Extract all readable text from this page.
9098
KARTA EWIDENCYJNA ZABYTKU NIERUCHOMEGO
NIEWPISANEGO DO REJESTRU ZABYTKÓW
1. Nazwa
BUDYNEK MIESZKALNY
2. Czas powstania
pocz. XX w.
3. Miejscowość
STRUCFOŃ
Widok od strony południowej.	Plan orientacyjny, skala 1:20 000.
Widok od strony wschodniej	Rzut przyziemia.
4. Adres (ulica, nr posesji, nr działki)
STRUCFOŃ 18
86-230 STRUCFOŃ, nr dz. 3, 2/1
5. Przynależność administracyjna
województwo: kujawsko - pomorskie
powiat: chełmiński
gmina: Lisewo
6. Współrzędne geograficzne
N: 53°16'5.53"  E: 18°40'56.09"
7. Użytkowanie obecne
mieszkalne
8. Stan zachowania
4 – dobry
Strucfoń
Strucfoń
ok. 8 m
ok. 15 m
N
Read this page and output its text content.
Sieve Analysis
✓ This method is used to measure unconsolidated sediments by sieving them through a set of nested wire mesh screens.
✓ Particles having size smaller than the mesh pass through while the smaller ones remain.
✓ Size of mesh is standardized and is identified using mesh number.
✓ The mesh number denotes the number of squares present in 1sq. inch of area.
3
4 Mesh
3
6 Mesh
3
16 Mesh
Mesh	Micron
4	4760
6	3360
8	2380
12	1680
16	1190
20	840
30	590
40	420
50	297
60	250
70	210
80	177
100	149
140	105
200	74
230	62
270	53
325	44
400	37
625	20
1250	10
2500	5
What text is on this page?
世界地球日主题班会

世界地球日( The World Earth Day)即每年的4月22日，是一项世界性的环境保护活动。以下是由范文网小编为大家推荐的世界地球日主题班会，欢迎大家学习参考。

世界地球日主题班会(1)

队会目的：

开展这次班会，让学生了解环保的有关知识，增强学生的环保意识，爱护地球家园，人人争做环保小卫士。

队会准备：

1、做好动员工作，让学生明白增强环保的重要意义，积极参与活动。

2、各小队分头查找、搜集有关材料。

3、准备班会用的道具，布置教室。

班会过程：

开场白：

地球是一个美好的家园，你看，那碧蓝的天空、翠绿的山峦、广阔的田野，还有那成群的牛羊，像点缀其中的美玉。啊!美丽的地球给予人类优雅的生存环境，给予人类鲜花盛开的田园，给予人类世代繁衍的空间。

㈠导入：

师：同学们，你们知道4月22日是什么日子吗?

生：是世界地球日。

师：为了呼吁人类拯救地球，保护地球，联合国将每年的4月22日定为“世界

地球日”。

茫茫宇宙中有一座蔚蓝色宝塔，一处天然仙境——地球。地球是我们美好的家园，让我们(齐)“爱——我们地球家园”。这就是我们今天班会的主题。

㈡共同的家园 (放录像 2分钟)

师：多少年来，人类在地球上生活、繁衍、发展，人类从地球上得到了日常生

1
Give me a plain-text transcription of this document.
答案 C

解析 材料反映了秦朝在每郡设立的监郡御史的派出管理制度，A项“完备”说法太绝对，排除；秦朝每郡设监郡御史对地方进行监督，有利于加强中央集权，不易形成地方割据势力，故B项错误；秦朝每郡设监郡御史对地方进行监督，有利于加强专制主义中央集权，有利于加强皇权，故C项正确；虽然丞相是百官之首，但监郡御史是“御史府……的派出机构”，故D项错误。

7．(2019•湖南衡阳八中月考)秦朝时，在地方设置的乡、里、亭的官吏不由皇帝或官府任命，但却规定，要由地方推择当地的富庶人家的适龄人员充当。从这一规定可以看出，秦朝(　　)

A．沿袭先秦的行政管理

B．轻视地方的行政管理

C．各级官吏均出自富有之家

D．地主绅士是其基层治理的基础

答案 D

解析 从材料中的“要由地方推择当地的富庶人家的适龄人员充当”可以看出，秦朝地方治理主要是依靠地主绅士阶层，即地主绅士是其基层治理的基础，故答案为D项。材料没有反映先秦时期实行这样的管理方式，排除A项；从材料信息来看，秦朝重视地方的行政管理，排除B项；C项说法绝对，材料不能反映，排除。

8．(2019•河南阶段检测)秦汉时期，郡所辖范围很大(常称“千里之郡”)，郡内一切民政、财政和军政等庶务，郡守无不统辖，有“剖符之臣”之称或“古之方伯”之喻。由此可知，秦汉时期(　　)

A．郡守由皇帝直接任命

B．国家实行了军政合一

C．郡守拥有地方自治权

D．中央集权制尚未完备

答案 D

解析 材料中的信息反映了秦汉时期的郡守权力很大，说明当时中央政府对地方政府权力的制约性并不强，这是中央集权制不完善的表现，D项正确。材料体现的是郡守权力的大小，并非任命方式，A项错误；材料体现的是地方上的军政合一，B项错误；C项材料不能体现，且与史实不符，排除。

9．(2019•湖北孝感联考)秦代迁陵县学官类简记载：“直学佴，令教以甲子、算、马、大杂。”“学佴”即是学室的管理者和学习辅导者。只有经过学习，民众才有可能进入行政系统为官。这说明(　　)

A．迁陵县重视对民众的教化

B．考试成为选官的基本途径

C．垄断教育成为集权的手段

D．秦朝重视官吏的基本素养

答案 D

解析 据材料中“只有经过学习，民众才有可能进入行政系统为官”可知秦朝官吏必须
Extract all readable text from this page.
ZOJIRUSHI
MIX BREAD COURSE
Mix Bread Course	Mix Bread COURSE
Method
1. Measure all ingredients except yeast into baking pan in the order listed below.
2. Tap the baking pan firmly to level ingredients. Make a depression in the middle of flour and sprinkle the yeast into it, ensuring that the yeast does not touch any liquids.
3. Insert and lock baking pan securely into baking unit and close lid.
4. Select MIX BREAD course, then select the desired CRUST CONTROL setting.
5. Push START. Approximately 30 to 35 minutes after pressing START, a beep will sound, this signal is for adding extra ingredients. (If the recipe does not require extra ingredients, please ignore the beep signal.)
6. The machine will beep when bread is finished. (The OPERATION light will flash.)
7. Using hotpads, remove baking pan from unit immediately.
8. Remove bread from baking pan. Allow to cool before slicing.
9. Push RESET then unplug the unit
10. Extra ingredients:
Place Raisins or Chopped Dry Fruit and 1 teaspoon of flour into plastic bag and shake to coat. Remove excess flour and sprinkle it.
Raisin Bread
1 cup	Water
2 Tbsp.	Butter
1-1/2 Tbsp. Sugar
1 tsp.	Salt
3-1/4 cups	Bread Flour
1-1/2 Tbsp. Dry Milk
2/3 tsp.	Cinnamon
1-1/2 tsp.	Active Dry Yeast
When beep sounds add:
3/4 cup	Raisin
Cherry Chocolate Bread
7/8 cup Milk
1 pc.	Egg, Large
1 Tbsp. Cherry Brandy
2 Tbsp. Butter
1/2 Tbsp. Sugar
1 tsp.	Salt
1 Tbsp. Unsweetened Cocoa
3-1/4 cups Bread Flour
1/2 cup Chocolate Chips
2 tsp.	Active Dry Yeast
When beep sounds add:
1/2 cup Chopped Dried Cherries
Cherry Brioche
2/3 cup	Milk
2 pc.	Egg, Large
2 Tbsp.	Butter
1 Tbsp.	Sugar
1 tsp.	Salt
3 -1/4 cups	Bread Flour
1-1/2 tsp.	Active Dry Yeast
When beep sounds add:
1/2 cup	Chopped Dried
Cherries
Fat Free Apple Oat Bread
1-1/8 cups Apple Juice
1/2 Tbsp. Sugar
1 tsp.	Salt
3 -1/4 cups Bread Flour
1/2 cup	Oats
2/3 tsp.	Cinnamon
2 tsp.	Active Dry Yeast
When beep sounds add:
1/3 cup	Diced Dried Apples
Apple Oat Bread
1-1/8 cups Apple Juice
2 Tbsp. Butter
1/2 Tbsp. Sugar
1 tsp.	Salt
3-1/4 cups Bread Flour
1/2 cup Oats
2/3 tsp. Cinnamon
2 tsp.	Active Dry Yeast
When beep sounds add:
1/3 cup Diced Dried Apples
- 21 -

INSTRUCTIONS FOR THE TASK => Look through the entries above and list every line containing "民众才有可能进入行政系统为官".

SOLUTION TO THIS TASK =>
9．(2019•湖北孝感联考)秦代迁陵县学官类简记载：“直学佴，令教以甲子、算、马、大杂。”“学佴”即是学室的管理者和学习辅导者。只有经过学习，民众才有可能进入行政系统为官。这说明(　　)
解析 据材料中“只有经过学习，民众才有可能进入行政系统为官”可知秦朝官吏必须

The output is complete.